=== Data provided ===

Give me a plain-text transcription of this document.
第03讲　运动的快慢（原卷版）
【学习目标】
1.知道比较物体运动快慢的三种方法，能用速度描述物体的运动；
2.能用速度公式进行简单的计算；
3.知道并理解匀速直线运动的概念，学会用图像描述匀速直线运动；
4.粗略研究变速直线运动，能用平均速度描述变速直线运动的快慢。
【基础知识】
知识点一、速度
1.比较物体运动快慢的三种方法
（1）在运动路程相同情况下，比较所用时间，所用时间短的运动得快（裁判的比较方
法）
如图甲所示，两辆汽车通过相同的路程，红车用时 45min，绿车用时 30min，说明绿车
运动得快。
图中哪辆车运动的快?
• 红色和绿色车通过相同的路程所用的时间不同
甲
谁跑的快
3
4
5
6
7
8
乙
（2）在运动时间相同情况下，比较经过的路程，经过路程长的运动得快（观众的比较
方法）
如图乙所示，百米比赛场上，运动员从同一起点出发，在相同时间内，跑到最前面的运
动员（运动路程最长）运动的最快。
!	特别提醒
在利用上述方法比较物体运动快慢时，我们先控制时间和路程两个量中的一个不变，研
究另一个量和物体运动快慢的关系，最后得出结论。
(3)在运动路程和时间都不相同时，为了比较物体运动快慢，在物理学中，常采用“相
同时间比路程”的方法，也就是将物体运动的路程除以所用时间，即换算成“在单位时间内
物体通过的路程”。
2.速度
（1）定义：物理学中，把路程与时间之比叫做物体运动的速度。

===

Written exercise
Reproduce each entry from the records above, character for character.

Task solution
Give me a plain-text transcription of this document.
第03讲　运动的快慢（原卷版）
【学习目标】
1.知道比较物体运动快慢的三种方法，能用速度描述物体的运动；
2.能用速度公式进行简单的计算；
3.知道并理解匀速直线运动的概念，学会用图像描述匀速直线运动；
4.粗略研究变速直线运动，能用平均速度描述变速直线运动的快慢。
【基础知识】
知识点一、速度
1.比较物体运动快慢的三种方法
（1）在运动路程相同情况下，比较所用时间，所用时间短的运动得快（裁判的比较方
法）
如图甲所示，两辆汽车通过相同的路程，红车用时 45min，绿车用时 30min，说明绿车
运动得快。
图中哪辆车运动的快?
• 红色和绿色车通过相同的路程所用的时间不同
甲
谁跑的快
3
4
5
6
7
8
乙
（2）在运动时间相同情况下，比较经过的路程，经过路程长的运动得快（观众的比较
方法）
如图乙所示，百米比赛场上，运动员从同一起点出发，在相同时间内，跑到最前面的运
动员（运动路程最长）运动的最快。
!	特别提醒
在利用上述方法比较物体运动快慢时，我们先控制时间和路程两个量中的一个不变，研
究另一个量和物体运动快慢的关系，最后得出结论。
(3)在运动路程和时间都不相同时，为了比较物体运动快慢，在物理学中，常采用“相
同时间比路程”的方法，也就是将物体运动的路程除以所用时间，即换算成“在单位时间内
物体通过的路程”。
2.速度
（1）定义：物理学中，把路程与时间之比叫做物体运动的速度。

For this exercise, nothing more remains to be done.